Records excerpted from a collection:
━━━━━━

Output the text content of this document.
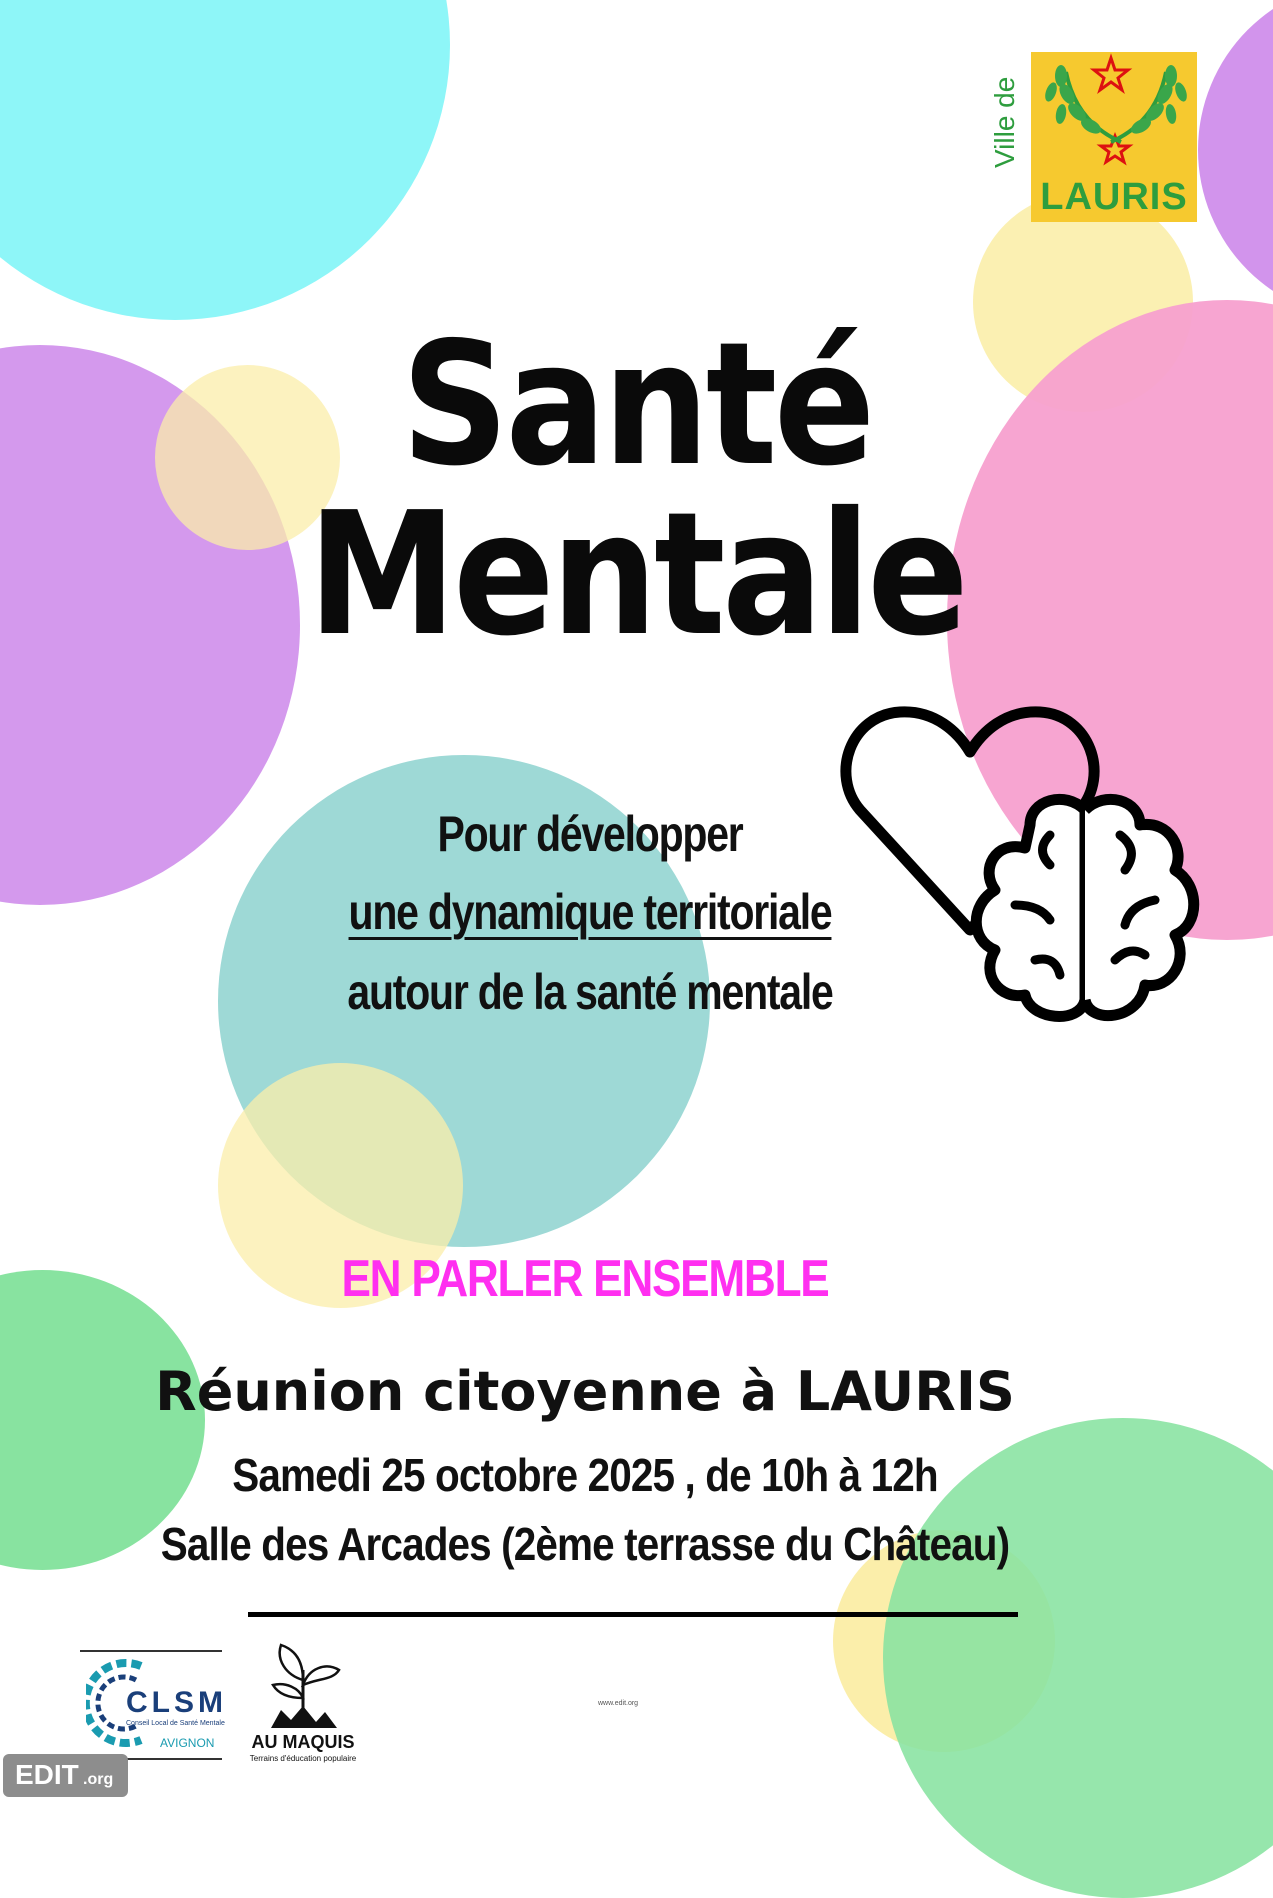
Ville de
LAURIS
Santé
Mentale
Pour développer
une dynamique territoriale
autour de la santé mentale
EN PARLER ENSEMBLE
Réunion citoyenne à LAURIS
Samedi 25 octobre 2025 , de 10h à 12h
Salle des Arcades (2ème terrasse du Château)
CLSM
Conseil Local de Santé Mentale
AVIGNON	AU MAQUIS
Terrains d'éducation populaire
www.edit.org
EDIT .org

━━━━━━

Restate the data above exactly, stripping out each image.

Answer:
Output the text content of this document.
Ville de
LAURIS
Santé
Mentale
Pour développer
une dynamique territoriale
autour de la santé mentale
EN PARLER ENSEMBLE
Réunion citoyenne à LAURIS
Samedi 25 octobre 2025 , de 10h à 12h
Salle des Arcades (2ème terrasse du Château)
CLSM
Conseil Local de Santé Mentale
AVIGNON	AU MAQUIS
Terrains d'éducation populaire
www.edit.org
EDIT .org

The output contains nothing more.